======== Records shown

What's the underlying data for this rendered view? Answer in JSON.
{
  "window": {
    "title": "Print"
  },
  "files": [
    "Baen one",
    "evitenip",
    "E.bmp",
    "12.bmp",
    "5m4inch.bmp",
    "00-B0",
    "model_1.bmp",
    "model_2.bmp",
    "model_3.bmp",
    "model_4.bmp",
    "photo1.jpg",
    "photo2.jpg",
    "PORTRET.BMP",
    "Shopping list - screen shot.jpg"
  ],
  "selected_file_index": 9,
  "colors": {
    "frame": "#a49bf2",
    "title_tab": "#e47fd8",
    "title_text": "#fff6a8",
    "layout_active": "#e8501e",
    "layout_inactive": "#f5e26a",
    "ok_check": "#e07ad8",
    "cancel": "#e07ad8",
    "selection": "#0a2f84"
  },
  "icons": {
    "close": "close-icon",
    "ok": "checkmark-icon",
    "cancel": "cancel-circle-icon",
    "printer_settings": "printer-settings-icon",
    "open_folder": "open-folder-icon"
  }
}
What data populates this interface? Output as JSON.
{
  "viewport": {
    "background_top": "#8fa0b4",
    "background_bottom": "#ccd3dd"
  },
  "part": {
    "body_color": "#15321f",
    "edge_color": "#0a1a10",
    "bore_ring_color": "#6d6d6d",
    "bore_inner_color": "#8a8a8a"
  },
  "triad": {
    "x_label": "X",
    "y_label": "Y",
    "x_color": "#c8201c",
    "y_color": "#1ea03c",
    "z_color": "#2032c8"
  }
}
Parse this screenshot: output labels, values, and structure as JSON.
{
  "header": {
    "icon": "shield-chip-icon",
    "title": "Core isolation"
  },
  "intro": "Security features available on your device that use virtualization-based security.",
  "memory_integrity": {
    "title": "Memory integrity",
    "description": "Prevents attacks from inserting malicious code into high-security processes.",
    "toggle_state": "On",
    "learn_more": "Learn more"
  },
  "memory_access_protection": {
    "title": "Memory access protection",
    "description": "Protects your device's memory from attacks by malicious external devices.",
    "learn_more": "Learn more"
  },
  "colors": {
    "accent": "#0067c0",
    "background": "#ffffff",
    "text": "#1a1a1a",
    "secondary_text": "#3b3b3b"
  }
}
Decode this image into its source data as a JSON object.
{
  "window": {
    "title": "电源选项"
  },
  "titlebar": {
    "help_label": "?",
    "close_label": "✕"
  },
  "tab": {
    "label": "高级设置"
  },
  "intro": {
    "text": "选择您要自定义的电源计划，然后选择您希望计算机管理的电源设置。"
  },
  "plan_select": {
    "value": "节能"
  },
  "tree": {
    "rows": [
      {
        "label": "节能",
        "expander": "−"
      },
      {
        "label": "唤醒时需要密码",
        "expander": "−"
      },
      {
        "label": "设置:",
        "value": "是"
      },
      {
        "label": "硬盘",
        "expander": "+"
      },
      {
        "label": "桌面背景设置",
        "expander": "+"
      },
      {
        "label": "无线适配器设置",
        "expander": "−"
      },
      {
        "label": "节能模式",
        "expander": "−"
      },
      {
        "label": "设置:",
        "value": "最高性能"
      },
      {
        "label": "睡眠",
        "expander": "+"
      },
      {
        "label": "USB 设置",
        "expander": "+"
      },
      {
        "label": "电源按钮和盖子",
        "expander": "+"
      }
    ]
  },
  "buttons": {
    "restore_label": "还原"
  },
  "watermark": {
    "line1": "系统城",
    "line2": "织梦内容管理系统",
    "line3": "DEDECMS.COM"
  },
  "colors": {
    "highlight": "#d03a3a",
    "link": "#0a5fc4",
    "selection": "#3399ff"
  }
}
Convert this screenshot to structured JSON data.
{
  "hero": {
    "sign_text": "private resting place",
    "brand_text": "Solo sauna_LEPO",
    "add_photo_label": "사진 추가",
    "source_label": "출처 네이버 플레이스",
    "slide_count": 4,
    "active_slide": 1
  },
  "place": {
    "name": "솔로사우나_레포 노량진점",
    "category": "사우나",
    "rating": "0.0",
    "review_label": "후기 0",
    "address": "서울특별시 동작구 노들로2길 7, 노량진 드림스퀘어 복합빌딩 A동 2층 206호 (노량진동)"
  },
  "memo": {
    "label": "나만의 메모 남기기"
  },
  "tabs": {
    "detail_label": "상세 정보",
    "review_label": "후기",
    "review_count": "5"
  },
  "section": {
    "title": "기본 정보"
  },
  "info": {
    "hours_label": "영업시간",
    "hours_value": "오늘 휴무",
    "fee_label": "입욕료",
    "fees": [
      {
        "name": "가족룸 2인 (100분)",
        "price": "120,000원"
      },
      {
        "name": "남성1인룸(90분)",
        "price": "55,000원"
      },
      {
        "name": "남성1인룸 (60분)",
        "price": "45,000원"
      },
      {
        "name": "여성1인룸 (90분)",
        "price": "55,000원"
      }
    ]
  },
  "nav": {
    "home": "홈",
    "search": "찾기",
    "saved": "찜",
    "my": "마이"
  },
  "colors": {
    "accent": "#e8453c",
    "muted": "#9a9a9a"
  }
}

================

**Short task:** Retype the entries one by one, exactly.

**The answer:**
What's the underlying data for this rendered view? Answer in JSON.
{
  "window": {
    "title": "Print"
  },
  "files": [
    "Baen one",
    "evitenip",
    "E.bmp",
    "12.bmp",
    "5m4inch.bmp",
    "00-B0",
    "model_1.bmp",
    "model_2.bmp",
    "model_3.bmp",
    "model_4.bmp",
    "photo1.jpg",
    "photo2.jpg",
    "PORTRET.BMP",
    "Shopping list - screen shot.jpg"
  ],
  "selected_file_index": 9,
  "colors": {
    "frame": "#a49bf2",
    "title_tab": "#e47fd8",
    "title_text": "#fff6a8",
    "layout_active": "#e8501e",
    "layout_inactive": "#f5e26a",
    "ok_check": "#e07ad8",
    "cancel": "#e07ad8",
    "selection": "#0a2f84"
  },
  "icons": {
    "close": "close-icon",
    "ok": "checkmark-icon",
    "cancel": "cancel-circle-icon",
    "printer_settings": "printer-settings-icon",
    "open_folder": "open-folder-icon"
  }
}
What data populates this interface? Output as JSON.
{
  "viewport": {
    "background_top": "#8fa0b4",
    "background_bottom": "#ccd3dd"
  },
  "part": {
    "body_color": "#15321f",
    "edge_color": "#0a1a10",
    "bore_ring_color": "#6d6d6d",
    "bore_inner_color": "#8a8a8a"
  },
  "triad": {
    "x_label": "X",
    "y_label": "Y",
    "x_color": "#c8201c",
    "y_color": "#1ea03c",
    "z_color": "#2032c8"
  }
}
Parse this screenshot: output labels, values, and structure as JSON.
{
  "header": {
    "icon": "shield-chip-icon",
    "title": "Core isolation"
  },
  "intro": "Security features available on your device that use virtualization-based security.",
  "memory_integrity": {
    "title": "Memory integrity",
    "description": "Prevents attacks from inserting malicious code into high-security processes.",
    "toggle_state": "On",
    "learn_more": "Learn more"
  },
  "memory_access_protection": {
    "title": "Memory access protection",
    "description": "Protects your device's memory from attacks by malicious external devices.",
    "learn_more": "Learn more"
  },
  "colors": {
    "accent": "#0067c0",
    "background": "#ffffff",
    "text": "#1a1a1a",
    "secondary_text": "#3b3b3b"
  }
}
Decode this image into its source data as a JSON object.
{
  "window": {
    "title": "电源选项"
  },
  "titlebar": {
    "help_label": "?",
    "close_label": "✕"
  },
  "tab": {
    "label": "高级设置"
  },
  "intro": {
    "text": "选择您要自定义的电源计划，然后选择您希望计算机管理的电源设置。"
  },
  "plan_select": {
    "value": "节能"
  },
  "tree": {
    "rows": [
      {
        "label": "节能",
        "expander": "−"
      },
      {
        "label": "唤醒时需要密码",
        "expander": "−"
      },
      {
        "label": "设置:",
        "value": "是"
      },
      {
        "label": "硬盘",
        "expander": "+"
      },
      {
        "label": "桌面背景设置",
        "expander": "+"
      },
      {
        "label": "无线适配器设置",
        "expander": "−"
      },
      {
        "label": "节能模式",
        "expander": "−"
      },
      {
        "label": "设置:",
        "value": "最高性能"
      },
      {
        "label": "睡眠",
        "expander": "+"
      },
      {
        "label": "USB 设置",
        "expander": "+"
      },
      {
        "label": "电源按钮和盖子",
        "expander": "+"
      }
    ]
  },
  "buttons": {
    "restore_label": "还原"
  },
  "watermark": {
    "line1": "系统城",
    "line2": "织梦内容管理系统",
    "line3": "DEDECMS.COM"
  },
  "colors": {
    "highlight": "#d03a3a",
    "link": "#0a5fc4",
    "selection": "#3399ff"
  }
}
Convert this screenshot to structured JSON data.
{
  "hero": {
    "sign_text": "private resting place",
    "brand_text": "Solo sauna_LEPO",
    "add_photo_label": "사진 추가",
    "source_label": "출처 네이버 플레이스",
    "slide_count": 4,
    "active_slide": 1
  },
  "place": {
    "name": "솔로사우나_레포 노량진점",
    "category": "사우나",
    "rating": "0.0",
    "review_label": "후기 0",
    "address": "서울특별시 동작구 노들로2길 7, 노량진 드림스퀘어 복합빌딩 A동 2층 206호 (노량진동)"
  },
  "memo": {
    "label": "나만의 메모 남기기"
  },
  "tabs": {
    "detail_label": "상세 정보",
    "review_label": "후기",
    "review_count": "5"
  },
  "section": {
    "title": "기본 정보"
  },
  "info": {
    "hours_label": "영업시간",
    "hours_value": "오늘 휴무",
    "fee_label": "입욕료",
    "fees": [
      {
        "name": "가족룸 2인 (100분)",
        "price": "120,000원"
      },
      {
        "name": "남성1인룸(90분)",
        "price": "55,000원"
      },
      {
        "name": "남성1인룸 (60분)",
        "price": "45,000원"
      },
      {
        "name": "여성1인룸 (90분)",
        "price": "55,000원"
      }
    ]
  },
  "nav": {
    "home": "홈",
    "search": "찾기",
    "saved": "찜",
    "my": "마이"
  },
  "colors": {
    "accent": "#e8453c",
    "muted": "#9a9a9a"
  }
}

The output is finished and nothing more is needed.